** BEGIN Task data **

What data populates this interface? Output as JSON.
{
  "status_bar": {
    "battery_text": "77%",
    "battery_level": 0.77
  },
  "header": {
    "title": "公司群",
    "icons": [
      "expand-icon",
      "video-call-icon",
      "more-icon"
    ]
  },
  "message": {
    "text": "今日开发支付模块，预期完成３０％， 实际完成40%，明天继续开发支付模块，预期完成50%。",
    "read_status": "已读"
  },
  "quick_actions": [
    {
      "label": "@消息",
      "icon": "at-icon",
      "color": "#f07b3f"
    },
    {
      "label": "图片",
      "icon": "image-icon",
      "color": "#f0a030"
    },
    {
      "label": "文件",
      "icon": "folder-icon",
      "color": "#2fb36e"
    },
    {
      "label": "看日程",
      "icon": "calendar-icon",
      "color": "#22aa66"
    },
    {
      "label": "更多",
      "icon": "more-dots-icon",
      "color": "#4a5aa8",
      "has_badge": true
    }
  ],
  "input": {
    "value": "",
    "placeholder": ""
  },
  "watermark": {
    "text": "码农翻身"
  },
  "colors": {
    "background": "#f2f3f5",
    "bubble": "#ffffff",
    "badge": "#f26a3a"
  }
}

** END Task data **

→ **Job**:
Please restate the records in full, word for word.

→ **Task answer**:
What data populates this interface? Output as JSON.
{
  "status_bar": {
    "battery_text": "77%",
    "battery_level": 0.77
  },
  "header": {
    "title": "公司群",
    "icons": [
      "expand-icon",
      "video-call-icon",
      "more-icon"
    ]
  },
  "message": {
    "text": "今日开发支付模块，预期完成３０％， 实际完成40%，明天继续开发支付模块，预期完成50%。",
    "read_status": "已读"
  },
  "quick_actions": [
    {
      "label": "@消息",
      "icon": "at-icon",
      "color": "#f07b3f"
    },
    {
      "label": "图片",
      "icon": "image-icon",
      "color": "#f0a030"
    },
    {
      "label": "文件",
      "icon": "folder-icon",
      "color": "#2fb36e"
    },
    {
      "label": "看日程",
      "icon": "calendar-icon",
      "color": "#22aa66"
    },
    {
      "label": "更多",
      "icon": "more-dots-icon",
      "color": "#4a5aa8",
      "has_badge": true
    }
  ],
  "input": {
    "value": "",
    "placeholder": ""
  },
  "watermark": {
    "text": "码农翻身"
  },
  "colors": {
    "background": "#f2f3f5",
    "bubble": "#ffffff",
    "badge": "#f26a3a"
  }
}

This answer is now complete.